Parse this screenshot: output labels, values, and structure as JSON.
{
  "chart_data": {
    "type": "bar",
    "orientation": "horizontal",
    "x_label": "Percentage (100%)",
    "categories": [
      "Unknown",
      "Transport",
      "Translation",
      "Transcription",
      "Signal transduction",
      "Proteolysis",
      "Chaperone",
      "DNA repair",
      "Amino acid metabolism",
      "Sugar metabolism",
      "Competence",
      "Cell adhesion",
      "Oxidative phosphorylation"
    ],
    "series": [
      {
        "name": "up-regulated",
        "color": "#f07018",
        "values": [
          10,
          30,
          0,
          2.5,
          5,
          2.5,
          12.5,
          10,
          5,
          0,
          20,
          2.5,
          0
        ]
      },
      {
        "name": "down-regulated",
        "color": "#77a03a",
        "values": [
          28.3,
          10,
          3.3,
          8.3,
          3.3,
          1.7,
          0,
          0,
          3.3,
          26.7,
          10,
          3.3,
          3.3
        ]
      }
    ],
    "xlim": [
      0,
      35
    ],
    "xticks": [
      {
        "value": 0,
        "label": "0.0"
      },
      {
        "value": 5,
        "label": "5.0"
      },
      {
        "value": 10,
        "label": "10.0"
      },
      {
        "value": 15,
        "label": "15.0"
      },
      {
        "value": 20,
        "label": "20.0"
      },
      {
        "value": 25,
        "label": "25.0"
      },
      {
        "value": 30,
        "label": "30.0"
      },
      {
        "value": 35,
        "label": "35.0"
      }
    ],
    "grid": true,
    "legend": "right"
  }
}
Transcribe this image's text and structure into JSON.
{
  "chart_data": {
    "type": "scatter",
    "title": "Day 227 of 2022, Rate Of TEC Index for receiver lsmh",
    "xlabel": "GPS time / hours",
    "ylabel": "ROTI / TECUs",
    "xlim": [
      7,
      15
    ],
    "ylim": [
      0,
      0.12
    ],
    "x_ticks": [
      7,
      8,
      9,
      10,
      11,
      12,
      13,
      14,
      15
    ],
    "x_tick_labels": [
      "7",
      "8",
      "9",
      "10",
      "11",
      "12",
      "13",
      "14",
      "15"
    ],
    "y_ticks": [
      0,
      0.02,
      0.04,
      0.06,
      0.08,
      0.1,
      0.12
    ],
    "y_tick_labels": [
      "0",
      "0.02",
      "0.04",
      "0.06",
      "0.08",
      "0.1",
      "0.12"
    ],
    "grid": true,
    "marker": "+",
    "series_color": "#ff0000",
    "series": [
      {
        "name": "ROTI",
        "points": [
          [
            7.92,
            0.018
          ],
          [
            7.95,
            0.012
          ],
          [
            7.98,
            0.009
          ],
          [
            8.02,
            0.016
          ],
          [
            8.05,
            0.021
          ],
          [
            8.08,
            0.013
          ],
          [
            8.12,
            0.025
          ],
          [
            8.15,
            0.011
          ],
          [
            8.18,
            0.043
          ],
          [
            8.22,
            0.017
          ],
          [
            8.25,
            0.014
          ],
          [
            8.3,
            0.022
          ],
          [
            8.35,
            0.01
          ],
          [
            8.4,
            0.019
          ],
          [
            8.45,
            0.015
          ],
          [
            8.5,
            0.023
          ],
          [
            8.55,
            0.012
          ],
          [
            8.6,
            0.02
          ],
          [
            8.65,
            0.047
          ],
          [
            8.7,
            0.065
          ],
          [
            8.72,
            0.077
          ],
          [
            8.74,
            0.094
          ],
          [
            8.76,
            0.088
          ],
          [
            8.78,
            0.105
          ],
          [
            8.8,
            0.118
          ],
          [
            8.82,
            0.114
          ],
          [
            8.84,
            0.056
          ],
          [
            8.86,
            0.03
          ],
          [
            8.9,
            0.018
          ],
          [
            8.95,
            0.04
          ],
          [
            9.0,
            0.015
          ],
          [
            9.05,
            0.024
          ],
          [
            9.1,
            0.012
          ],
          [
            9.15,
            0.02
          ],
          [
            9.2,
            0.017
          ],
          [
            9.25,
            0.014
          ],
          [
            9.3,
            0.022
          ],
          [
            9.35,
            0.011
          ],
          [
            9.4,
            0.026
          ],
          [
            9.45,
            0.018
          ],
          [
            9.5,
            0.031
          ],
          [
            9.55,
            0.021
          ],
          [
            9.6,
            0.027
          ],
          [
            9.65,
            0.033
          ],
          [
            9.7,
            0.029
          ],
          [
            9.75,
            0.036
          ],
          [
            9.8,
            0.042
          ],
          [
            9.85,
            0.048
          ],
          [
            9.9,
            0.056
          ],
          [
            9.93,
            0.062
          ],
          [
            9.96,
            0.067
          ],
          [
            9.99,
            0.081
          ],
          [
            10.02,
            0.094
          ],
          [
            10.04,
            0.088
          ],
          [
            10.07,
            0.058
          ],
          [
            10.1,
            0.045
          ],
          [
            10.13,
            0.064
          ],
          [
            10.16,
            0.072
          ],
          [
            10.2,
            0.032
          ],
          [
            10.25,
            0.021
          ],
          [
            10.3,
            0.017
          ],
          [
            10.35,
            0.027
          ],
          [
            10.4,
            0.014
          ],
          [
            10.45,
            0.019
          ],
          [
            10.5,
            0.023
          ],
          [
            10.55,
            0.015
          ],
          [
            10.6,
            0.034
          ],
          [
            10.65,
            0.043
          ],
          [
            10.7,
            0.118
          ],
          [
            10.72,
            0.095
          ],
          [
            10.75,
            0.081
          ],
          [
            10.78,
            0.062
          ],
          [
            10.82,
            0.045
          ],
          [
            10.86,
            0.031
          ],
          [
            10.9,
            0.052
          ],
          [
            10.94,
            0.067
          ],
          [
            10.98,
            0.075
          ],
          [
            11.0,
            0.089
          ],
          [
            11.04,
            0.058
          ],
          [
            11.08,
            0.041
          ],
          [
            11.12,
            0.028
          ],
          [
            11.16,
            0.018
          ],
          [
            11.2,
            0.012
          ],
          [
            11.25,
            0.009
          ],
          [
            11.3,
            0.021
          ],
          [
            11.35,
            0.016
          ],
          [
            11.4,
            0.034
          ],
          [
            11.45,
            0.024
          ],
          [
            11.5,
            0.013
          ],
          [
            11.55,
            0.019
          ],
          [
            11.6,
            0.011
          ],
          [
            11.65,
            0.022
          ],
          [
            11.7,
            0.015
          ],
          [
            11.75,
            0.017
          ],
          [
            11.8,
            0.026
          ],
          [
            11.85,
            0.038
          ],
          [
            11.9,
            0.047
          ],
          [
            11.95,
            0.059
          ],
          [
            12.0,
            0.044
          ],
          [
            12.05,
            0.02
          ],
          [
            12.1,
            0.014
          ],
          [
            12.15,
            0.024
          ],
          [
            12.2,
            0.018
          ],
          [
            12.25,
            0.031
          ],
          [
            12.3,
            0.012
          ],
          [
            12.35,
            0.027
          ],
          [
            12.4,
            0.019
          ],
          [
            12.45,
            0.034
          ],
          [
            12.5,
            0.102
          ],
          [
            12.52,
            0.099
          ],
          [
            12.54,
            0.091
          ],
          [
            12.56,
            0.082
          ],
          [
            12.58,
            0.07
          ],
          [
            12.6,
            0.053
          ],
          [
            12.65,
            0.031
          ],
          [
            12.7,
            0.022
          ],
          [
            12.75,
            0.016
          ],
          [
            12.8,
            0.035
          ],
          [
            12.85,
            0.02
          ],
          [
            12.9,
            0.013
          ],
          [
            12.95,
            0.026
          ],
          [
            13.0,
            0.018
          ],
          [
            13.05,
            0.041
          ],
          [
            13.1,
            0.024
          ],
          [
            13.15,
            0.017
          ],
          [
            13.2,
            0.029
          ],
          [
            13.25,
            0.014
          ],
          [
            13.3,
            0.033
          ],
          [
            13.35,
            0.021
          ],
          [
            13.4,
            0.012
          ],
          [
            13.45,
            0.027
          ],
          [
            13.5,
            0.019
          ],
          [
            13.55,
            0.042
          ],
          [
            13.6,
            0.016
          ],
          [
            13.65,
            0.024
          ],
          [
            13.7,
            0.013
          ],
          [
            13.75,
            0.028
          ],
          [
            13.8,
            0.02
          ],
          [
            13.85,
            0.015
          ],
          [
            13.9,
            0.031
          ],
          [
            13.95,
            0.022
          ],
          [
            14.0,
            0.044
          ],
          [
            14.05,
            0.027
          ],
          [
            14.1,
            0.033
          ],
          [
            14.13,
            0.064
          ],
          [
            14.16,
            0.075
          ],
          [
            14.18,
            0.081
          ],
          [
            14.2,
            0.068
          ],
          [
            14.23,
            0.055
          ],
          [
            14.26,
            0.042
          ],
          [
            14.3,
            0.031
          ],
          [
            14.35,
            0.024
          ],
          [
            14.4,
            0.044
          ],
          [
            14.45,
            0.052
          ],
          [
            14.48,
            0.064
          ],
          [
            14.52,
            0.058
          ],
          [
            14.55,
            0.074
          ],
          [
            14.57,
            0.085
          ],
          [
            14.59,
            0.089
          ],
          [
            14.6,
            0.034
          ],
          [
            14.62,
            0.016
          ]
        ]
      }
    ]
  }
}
◆ ◆ ◆ ◆ ◆ ◆ ◆
Pull every line containing "regulated" out of the data above.

        "name": "up-regulated",
        "name": "down-regulated",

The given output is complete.